## [Supplied material]
• • • • •
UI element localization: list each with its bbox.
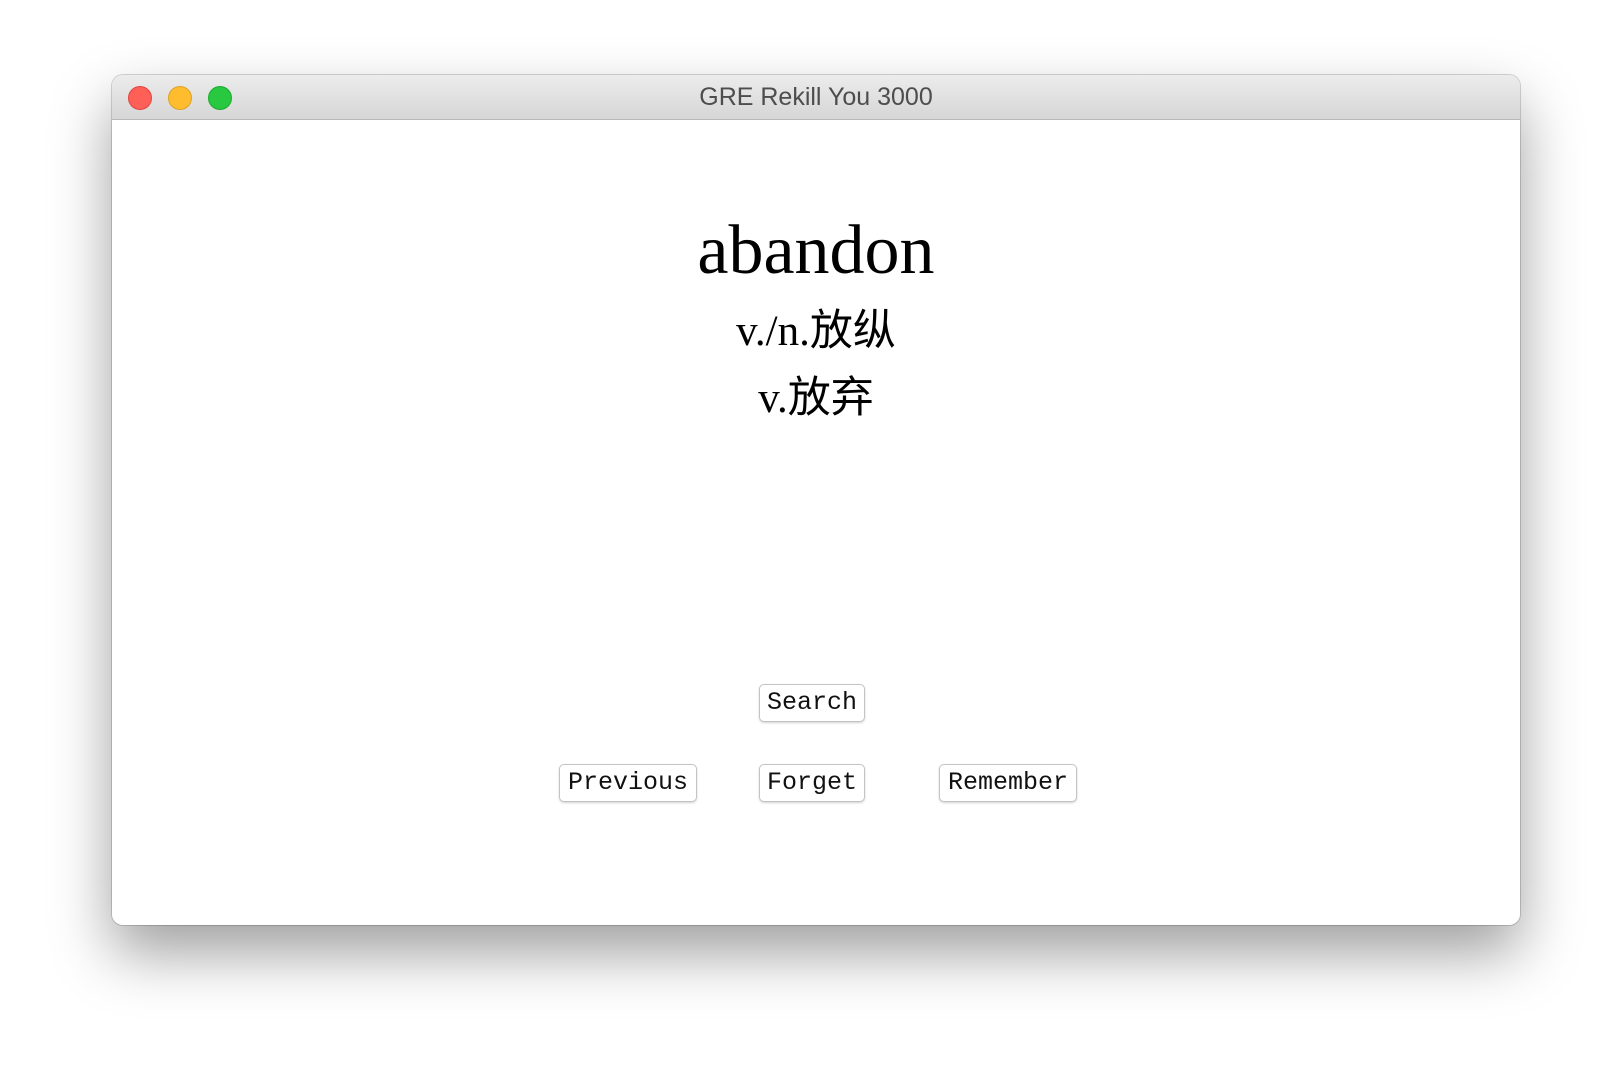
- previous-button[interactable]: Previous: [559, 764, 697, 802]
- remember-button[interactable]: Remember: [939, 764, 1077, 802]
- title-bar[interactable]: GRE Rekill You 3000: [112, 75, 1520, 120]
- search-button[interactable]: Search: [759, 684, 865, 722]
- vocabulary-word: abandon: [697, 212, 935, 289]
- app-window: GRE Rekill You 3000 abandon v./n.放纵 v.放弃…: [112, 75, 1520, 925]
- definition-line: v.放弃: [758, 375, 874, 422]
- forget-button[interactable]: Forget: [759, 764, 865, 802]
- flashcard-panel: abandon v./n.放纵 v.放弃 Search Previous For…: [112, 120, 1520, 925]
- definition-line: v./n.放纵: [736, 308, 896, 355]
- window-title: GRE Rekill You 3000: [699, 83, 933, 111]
• • • • •
Reproduce every row above verbatim, leaving out the picture.

UI element localization: list each with its bbox.
- previous-button[interactable]: Previous: [559, 764, 697, 802]
- remember-button[interactable]: Remember: [939, 764, 1077, 802]
- title-bar[interactable]: GRE Rekill You 3000: [112, 75, 1520, 120]
- search-button[interactable]: Search: [759, 684, 865, 722]
- vocabulary-word: abandon: [697, 212, 935, 289]
- app-window: GRE Rekill You 3000 abandon v./n.放纵 v.放弃…: [112, 75, 1520, 925]
- definition-line: v.放弃: [758, 375, 874, 422]
- forget-button[interactable]: Forget: [759, 764, 865, 802]
- flashcard-panel: abandon v./n.放纵 v.放弃 Search Previous For…: [112, 120, 1520, 925]
- definition-line: v./n.放纵: [736, 308, 896, 355]
- window-title: GRE Rekill You 3000: [699, 83, 933, 111]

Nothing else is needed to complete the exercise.